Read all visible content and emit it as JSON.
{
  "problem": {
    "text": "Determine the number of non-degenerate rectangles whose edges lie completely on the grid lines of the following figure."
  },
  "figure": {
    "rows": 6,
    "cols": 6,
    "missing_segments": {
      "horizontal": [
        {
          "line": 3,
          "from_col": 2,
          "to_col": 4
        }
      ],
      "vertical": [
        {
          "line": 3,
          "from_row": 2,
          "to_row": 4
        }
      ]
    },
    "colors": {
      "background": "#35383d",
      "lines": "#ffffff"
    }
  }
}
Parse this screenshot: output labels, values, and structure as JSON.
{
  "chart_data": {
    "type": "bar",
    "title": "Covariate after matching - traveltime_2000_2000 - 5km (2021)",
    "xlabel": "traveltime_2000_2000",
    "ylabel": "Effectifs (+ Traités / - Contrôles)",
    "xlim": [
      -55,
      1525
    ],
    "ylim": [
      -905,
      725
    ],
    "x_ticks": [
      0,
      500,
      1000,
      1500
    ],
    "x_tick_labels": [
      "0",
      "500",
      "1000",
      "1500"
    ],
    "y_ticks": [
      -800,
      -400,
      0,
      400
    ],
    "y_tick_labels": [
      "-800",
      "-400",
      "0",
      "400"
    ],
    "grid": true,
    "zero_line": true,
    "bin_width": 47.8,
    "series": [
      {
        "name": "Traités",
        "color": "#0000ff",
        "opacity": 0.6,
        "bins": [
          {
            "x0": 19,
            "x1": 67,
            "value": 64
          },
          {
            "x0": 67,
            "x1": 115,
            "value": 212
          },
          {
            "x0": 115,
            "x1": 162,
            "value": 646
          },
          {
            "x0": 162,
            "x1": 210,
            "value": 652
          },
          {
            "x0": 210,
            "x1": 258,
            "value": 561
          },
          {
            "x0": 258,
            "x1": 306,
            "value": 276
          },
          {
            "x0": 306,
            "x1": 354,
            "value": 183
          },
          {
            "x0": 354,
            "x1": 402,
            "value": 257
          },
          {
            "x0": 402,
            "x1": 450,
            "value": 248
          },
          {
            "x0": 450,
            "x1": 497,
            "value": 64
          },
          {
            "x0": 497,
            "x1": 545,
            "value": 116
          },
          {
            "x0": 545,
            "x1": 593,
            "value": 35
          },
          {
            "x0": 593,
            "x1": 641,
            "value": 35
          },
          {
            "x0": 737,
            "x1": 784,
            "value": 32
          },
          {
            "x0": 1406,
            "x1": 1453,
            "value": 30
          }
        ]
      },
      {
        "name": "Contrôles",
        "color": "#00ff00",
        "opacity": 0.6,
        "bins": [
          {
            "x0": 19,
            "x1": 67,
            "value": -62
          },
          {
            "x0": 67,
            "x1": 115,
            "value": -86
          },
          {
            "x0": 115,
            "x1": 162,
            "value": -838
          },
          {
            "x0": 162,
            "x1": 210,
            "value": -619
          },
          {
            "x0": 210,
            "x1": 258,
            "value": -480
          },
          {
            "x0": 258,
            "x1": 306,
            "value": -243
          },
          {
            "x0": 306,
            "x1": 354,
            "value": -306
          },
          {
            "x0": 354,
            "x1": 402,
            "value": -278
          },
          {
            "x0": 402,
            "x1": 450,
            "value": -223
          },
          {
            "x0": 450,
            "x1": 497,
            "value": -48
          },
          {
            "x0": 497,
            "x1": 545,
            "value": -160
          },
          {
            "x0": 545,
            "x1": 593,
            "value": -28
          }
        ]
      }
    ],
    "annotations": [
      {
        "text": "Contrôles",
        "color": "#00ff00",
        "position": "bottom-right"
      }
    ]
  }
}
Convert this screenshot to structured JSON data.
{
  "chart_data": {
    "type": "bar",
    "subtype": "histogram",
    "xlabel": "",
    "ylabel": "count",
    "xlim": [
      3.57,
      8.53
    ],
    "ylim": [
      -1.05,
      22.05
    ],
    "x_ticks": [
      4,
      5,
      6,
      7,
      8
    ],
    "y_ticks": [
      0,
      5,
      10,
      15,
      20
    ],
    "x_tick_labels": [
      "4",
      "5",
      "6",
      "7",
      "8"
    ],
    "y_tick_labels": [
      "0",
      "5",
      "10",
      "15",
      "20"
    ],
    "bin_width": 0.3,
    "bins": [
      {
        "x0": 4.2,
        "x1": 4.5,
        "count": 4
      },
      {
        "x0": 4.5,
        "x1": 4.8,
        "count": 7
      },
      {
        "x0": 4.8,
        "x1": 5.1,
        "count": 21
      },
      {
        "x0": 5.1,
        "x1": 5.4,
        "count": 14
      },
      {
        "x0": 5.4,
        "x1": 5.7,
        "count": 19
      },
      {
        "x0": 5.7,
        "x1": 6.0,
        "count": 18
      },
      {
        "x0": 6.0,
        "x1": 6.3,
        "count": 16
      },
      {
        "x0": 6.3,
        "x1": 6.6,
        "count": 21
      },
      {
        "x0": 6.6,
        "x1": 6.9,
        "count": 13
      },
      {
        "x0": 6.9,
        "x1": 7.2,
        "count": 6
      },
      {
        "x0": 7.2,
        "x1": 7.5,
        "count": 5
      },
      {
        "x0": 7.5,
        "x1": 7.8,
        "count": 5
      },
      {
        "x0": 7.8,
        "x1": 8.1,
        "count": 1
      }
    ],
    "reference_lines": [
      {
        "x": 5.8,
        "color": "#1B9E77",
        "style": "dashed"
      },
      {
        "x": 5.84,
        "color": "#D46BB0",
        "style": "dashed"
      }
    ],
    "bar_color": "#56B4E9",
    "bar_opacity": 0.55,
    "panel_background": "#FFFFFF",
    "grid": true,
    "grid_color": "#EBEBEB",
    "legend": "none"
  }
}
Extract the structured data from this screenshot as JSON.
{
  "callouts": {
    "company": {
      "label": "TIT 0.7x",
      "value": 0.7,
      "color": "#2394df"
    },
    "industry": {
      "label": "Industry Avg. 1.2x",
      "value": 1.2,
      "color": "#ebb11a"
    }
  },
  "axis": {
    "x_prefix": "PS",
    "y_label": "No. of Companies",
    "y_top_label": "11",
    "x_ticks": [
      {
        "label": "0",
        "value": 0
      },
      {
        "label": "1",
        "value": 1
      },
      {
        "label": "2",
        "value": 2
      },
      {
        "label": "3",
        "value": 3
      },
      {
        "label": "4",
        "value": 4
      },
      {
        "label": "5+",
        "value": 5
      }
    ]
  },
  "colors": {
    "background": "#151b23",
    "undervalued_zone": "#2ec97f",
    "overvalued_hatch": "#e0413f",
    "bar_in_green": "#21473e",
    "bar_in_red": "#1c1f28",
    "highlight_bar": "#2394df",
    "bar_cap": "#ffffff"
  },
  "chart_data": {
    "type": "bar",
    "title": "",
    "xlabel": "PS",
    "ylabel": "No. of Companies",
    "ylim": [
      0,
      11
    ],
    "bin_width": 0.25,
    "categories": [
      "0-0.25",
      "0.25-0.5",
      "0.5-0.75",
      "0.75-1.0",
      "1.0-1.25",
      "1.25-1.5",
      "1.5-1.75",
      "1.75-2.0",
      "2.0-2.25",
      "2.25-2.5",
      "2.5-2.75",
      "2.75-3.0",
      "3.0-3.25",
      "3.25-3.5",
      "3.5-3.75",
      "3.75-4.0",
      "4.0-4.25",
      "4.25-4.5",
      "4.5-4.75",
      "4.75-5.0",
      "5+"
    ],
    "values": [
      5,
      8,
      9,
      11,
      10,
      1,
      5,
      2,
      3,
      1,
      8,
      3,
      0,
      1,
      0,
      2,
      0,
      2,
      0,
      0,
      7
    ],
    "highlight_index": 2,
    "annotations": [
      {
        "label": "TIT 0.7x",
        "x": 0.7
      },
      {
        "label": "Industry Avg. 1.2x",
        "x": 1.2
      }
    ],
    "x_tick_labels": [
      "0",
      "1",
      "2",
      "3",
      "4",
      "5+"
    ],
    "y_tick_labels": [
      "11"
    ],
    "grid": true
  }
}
******
→ **Goal**
Which lines contain the word "title"? Return each of them.

→ **Response**
    "title": "Covariate after matching - traveltime_2000_2000 - 5km (2021)",
    "title": "",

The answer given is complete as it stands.